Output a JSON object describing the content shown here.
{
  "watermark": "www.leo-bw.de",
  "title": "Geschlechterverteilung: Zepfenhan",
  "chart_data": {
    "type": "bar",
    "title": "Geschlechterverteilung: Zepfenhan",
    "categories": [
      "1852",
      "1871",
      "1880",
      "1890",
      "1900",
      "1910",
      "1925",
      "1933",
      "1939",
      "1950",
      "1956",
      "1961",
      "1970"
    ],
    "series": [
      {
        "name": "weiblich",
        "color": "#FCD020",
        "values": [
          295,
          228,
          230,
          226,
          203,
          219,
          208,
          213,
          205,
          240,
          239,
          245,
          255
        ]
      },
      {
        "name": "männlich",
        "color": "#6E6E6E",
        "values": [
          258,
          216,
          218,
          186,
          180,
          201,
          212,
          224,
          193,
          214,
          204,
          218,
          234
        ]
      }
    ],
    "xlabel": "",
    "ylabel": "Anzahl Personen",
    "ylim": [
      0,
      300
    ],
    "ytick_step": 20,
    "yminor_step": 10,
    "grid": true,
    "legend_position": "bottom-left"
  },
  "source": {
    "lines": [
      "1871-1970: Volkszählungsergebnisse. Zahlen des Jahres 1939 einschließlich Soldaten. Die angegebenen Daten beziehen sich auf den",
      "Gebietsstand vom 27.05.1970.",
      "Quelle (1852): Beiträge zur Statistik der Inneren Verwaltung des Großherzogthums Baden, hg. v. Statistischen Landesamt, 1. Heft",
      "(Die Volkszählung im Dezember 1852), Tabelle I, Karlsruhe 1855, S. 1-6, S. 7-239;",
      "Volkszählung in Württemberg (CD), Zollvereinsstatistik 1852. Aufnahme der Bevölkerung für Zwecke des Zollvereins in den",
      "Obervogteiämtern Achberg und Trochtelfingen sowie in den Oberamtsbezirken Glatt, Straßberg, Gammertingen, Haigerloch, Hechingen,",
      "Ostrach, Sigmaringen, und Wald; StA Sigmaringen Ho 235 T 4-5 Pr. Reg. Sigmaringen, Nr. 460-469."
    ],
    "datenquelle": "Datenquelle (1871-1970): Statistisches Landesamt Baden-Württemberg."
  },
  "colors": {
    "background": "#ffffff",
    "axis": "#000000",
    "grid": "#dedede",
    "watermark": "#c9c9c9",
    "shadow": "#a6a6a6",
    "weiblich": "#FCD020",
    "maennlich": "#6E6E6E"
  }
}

- **Problem to solve**: Where a line above includes "Landesamt", copy that line.

- **Answer below**:
      "Quelle (1852): Beiträge zur Statistik der Inneren Verwaltung des Großherzogthums Baden, hg. v. Statistischen Landesamt, 1. Heft",
    "datenquelle": "Datenquelle (1871-1970): Statistisches Landesamt Baden-Württemberg."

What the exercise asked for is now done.